- The exercise:
Transcribe all the records exactly and omit any images they hold.

- Provided information:
################
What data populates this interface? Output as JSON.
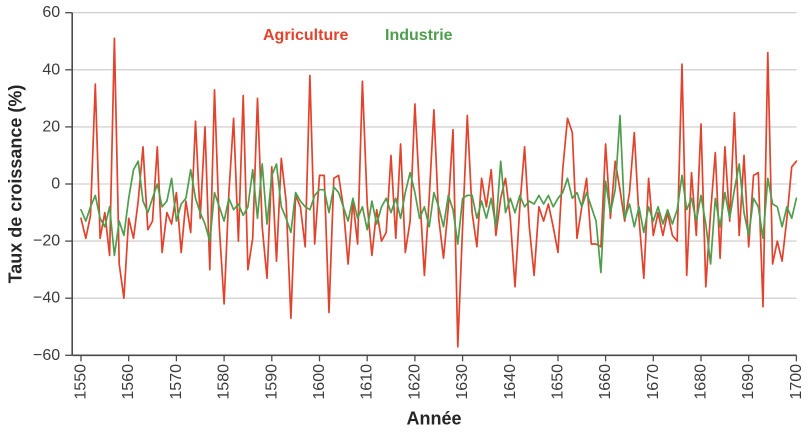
{
  "figure": {
    "y_axis_title": "Taux de croissance (%)",
    "x_axis_title": "Année"
  },
  "chart_data": {
    "type": "line",
    "title": "",
    "xlabel": "Année",
    "ylabel": "Taux de croissance (%)",
    "xlim": [
      1550,
      1700
    ],
    "ylim": [
      -60,
      60
    ],
    "x_ticks": [
      1550,
      1560,
      1570,
      1580,
      1590,
      1600,
      1610,
      1620,
      1630,
      1640,
      1650,
      1660,
      1670,
      1680,
      1690,
      1700
    ],
    "y_ticks": [
      60,
      40,
      20,
      0,
      -20,
      -40,
      -60
    ],
    "grid": true,
    "legend_position": "top-center",
    "x_start": 1550,
    "x_step": 1,
    "colors": {
      "agriculture": "#e1432c",
      "industrie": "#4f9e4d",
      "grid": "#c9c9c9",
      "axis": "#4b4b4b",
      "text": "#3c3c3c"
    },
    "series": [
      {
        "name": "Agriculture",
        "color": "#e1432c",
        "values": [
          -12,
          -19,
          -11,
          35,
          -19,
          -10,
          -25,
          51,
          -28,
          -40,
          -12,
          -19,
          -6,
          13,
          -16,
          -13,
          13,
          -24,
          -10,
          -14,
          -3,
          -24,
          -6,
          -17,
          22,
          -12,
          20,
          -30,
          33,
          -15,
          -42,
          -3,
          23,
          -20,
          31,
          -30,
          -19,
          30,
          -15,
          -33,
          6,
          -27,
          9,
          -6,
          -47,
          -4,
          -8,
          -22,
          38,
          -21,
          3,
          3,
          -45,
          2,
          3,
          -8,
          -28,
          -6,
          -21,
          36,
          -7,
          -25,
          -9,
          -20,
          -17,
          10,
          -19,
          14,
          -24,
          -13,
          28,
          -3,
          -32,
          -5,
          26,
          -12,
          -26,
          -8,
          19,
          -57,
          -15,
          24,
          -10,
          -22,
          2,
          -8,
          5,
          -18,
          -5,
          2,
          -12,
          -36,
          -8,
          13,
          -15,
          -32,
          -8,
          -13,
          -7,
          -15,
          -24,
          5,
          23,
          18,
          -19,
          -8,
          2,
          -21,
          -21,
          -22,
          14,
          -12,
          8,
          -2,
          -13,
          -3,
          18,
          -12,
          -33,
          2,
          -18,
          -10,
          -18,
          -10,
          -18,
          -20,
          42,
          -32,
          4,
          -18,
          21,
          -36,
          -10,
          11,
          -26,
          13,
          -13,
          25,
          -18,
          10,
          -22,
          3,
          4,
          -43,
          46,
          -28,
          -20,
          -27,
          -12,
          6,
          8
        ]
      },
      {
        "name": "Industrie",
        "color": "#4f9e4d",
        "values": [
          -9,
          -13,
          -8,
          -4,
          -12,
          -15,
          -8,
          -25,
          -13,
          -18,
          -5,
          5,
          8,
          -6,
          -10,
          -5,
          0,
          -8,
          -6,
          2,
          -13,
          -7,
          -5,
          5,
          -5,
          -10,
          -14,
          -20,
          -3,
          -8,
          -13,
          -5,
          -9,
          -7,
          -11,
          -8,
          5,
          -12,
          7,
          -14,
          3,
          7,
          -8,
          -12,
          -17,
          -3,
          -6,
          -8,
          -9,
          -4,
          -2,
          -2,
          -10,
          -1,
          -3,
          -8,
          -13,
          -5,
          -12,
          -8,
          -16,
          -6,
          -14,
          -8,
          -5,
          -10,
          -5,
          -12,
          -3,
          4,
          -3,
          -12,
          -8,
          -15,
          -3,
          -8,
          -15,
          -4,
          -9,
          -21,
          -5,
          -4,
          -4,
          -12,
          -6,
          -12,
          -5,
          -15,
          8,
          -10,
          -5,
          -10,
          -4,
          -8,
          -6,
          -7,
          -4,
          -7,
          -4,
          -8,
          -5,
          -3,
          2,
          -5,
          -3,
          -8,
          -3,
          -8,
          -13,
          -31,
          1,
          -10,
          -2,
          24,
          -12,
          -7,
          -15,
          -8,
          -17,
          -8,
          -13,
          -8,
          -14,
          -9,
          -14,
          -9,
          3,
          -9,
          -5,
          -13,
          -4,
          -14,
          -28,
          -5,
          -15,
          -3,
          -12,
          -2,
          7,
          -10,
          -18,
          -5,
          -8,
          -19,
          2,
          -7,
          -8,
          -15,
          -8,
          -12,
          -5
        ]
      }
    ]
  }
}
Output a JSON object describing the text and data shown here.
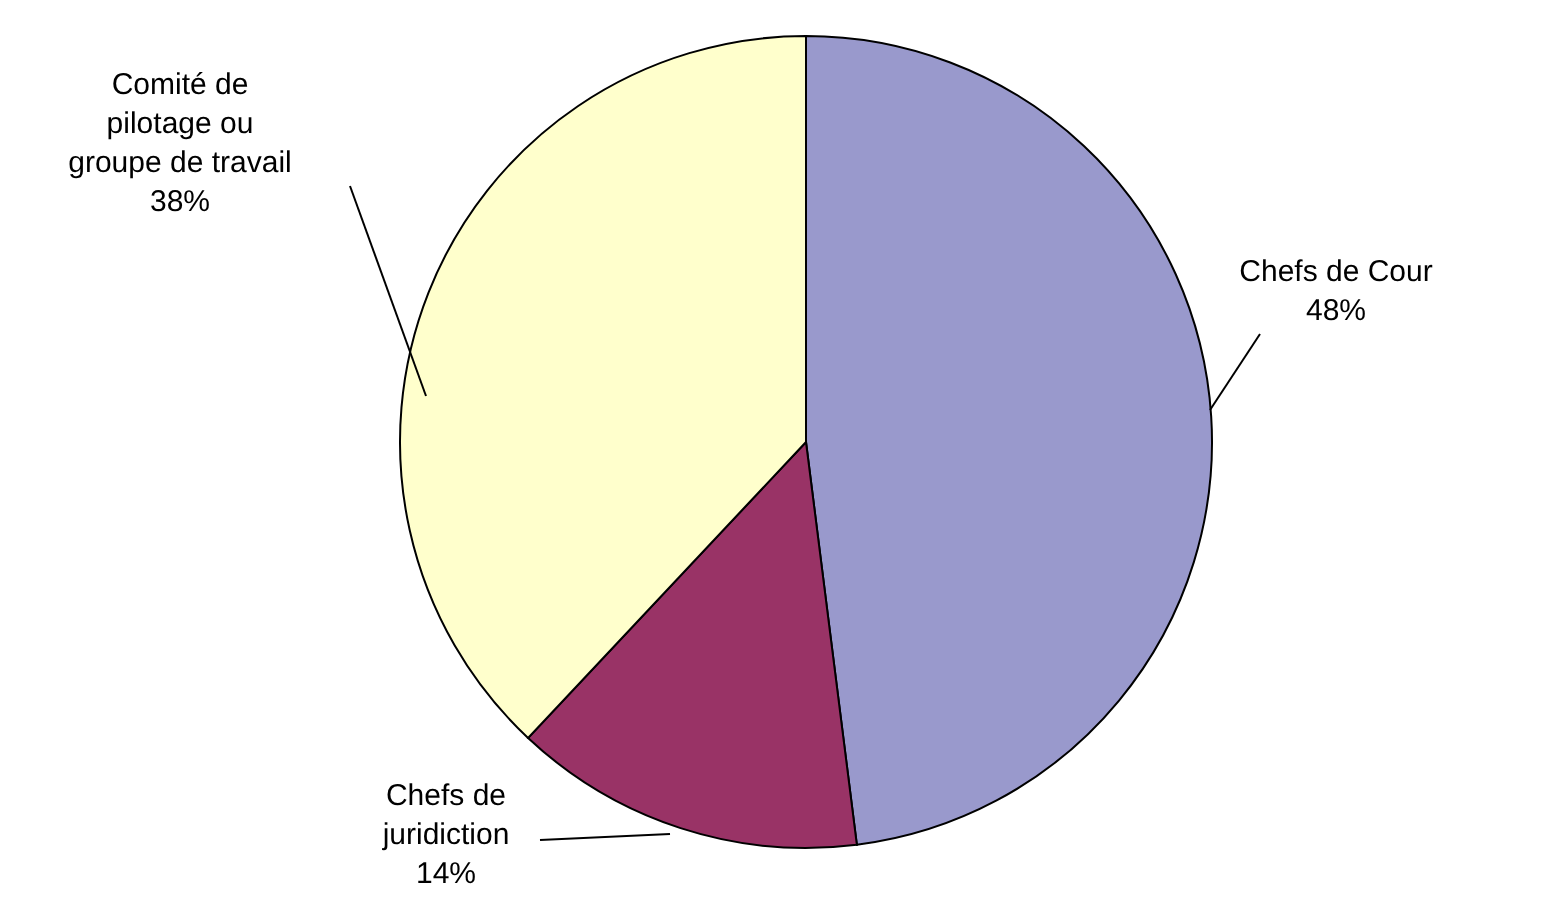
{
  "chart_data": {
    "type": "pie",
    "categories": [
      "Chefs de Cour",
      "Chefs de juridiction",
      "Comité de pilotage ou groupe de travail"
    ],
    "values": [
      48,
      14,
      38
    ],
    "colors": [
      "#9999cc",
      "#993366",
      "#ffffcc"
    ],
    "value_labels": [
      "48%",
      "14%",
      "38%"
    ],
    "legend": false
  }
}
################
- Task solution:
What data populates this interface? Output as JSON.
{
  "figure": {
    "y_axis_title": "Taux de croissance (%)",
    "x_axis_title": "Année"
  },
  "chart_data": {
    "type": "line",
    "title": "",
    "xlabel": "Année",
    "ylabel": "Taux de croissance (%)",
    "xlim": [
      1550,
      1700
    ],
    "ylim": [
      -60,
      60
    ],
    "x_ticks": [
      1550,
      1560,
      1570,
      1580,
      1590,
      1600,
      1610,
      1620,
      1630,
      1640,
      1650,
      1660,
      1670,
      1680,
      1690,
      1700
    ],
    "y_ticks": [
      60,
      40,
      20,
      0,
      -20,
      -40,
      -60
    ],
    "grid": true,
    "legend_position": "top-center",
    "x_start": 1550,
    "x_step": 1,
    "colors": {
      "agriculture": "#e1432c",
      "industrie": "#4f9e4d",
      "grid": "#c9c9c9",
      "axis": "#4b4b4b",
      "text": "#3c3c3c"
    },
    "series": [
      {
        "name": "Agriculture",
        "color": "#e1432c",
        "values": [
          -12,
          -19,
          -11,
          35,
          -19,
          -10,
          -25,
          51,
          -28,
          -40,
          -12,
          -19,
          -6,
          13,
          -16,
          -13,
          13,
          -24,
          -10,
          -14,
          -3,
          -24,
          -6,
          -17,
          22,
          -12,
          20,
          -30,
          33,
          -15,
          -42,
          -3,
          23,
          -20,
          31,
          -30,
          -19,
          30,
          -15,
          -33,
          6,
          -27,
          9,
          -6,
          -47,
          -4,
          -8,
          -22,
          38,
          -21,
          3,
          3,
          -45,
          2,
          3,
          -8,
          -28,
          -6,
          -21,
          36,
          -7,
          -25,
          -9,
          -20,
          -17,
          10,
          -19,
          14,
          -24,
          -13,
          28,
          -3,
          -32,
          -5,
          26,
          -12,
          -26,
          -8,
          19,
          -57,
          -15,
          24,
          -10,
          -22,
          2,
          -8,
          5,
          -18,
          -5,
          2,
          -12,
          -36,
          -8,
          13,
          -15,
          -32,
          -8,
          -13,
          -7,
          -15,
          -24,
          5,
          23,
          18,
          -19,
          -8,
          2,
          -21,
          -21,
          -22,
          14,
          -12,
          8,
          -2,
          -13,
          -3,
          18,
          -12,
          -33,
          2,
          -18,
          -10,
          -18,
          -10,
          -18,
          -20,
          42,
          -32,
          4,
          -18,
          21,
          -36,
          -10,
          11,
          -26,
          13,
          -13,
          25,
          -18,
          10,
          -22,
          3,
          4,
          -43,
          46,
          -28,
          -20,
          -27,
          -12,
          6,
          8
        ]
      },
      {
        "name": "Industrie",
        "color": "#4f9e4d",
        "values": [
          -9,
          -13,
          -8,
          -4,
          -12,
          -15,
          -8,
          -25,
          -13,
          -18,
          -5,
          5,
          8,
          -6,
          -10,
          -5,
          0,
          -8,
          -6,
          2,
          -13,
          -7,
          -5,
          5,
          -5,
          -10,
          -14,
          -20,
          -3,
          -8,
          -13,
          -5,
          -9,
          -7,
          -11,
          -8,
          5,
          -12,
          7,
          -14,
          3,
          7,
          -8,
          -12,
          -17,
          -3,
          -6,
          -8,
          -9,
          -4,
          -2,
          -2,
          -10,
          -1,
          -3,
          -8,
          -13,
          -5,
          -12,
          -8,
          -16,
          -6,
          -14,
          -8,
          -5,
          -10,
          -5,
          -12,
          -3,
          4,
          -3,
          -12,
          -8,
          -15,
          -3,
          -8,
          -15,
          -4,
          -9,
          -21,
          -5,
          -4,
          -4,
          -12,
          -6,
          -12,
          -5,
          -15,
          8,
          -10,
          -5,
          -10,
          -4,
          -8,
          -6,
          -7,
          -4,
          -7,
          -4,
          -8,
          -5,
          -3,
          2,
          -5,
          -3,
          -8,
          -3,
          -8,
          -13,
          -31,
          1,
          -10,
          -2,
          24,
          -12,
          -7,
          -15,
          -8,
          -17,
          -8,
          -13,
          -8,
          -14,
          -9,
          -14,
          -9,
          3,
          -9,
          -5,
          -13,
          -4,
          -14,
          -28,
          -5,
          -15,
          -3,
          -12,
          -2,
          7,
          -10,
          -18,
          -5,
          -8,
          -19,
          2,
          -7,
          -8,
          -15,
          -8,
          -12,
          -5
        ]
      }
    ]
  }
}
Output a JSON object describing the text and data shown here.
{
  "chart_data": {
    "type": "pie",
    "categories": [
      "Chefs de Cour",
      "Chefs de juridiction",
      "Comité de pilotage ou groupe de travail"
    ],
    "values": [
      48,
      14,
      38
    ],
    "colors": [
      "#9999cc",
      "#993366",
      "#ffffcc"
    ],
    "value_labels": [
      "48%",
      "14%",
      "38%"
    ],
    "legend": false
  }
}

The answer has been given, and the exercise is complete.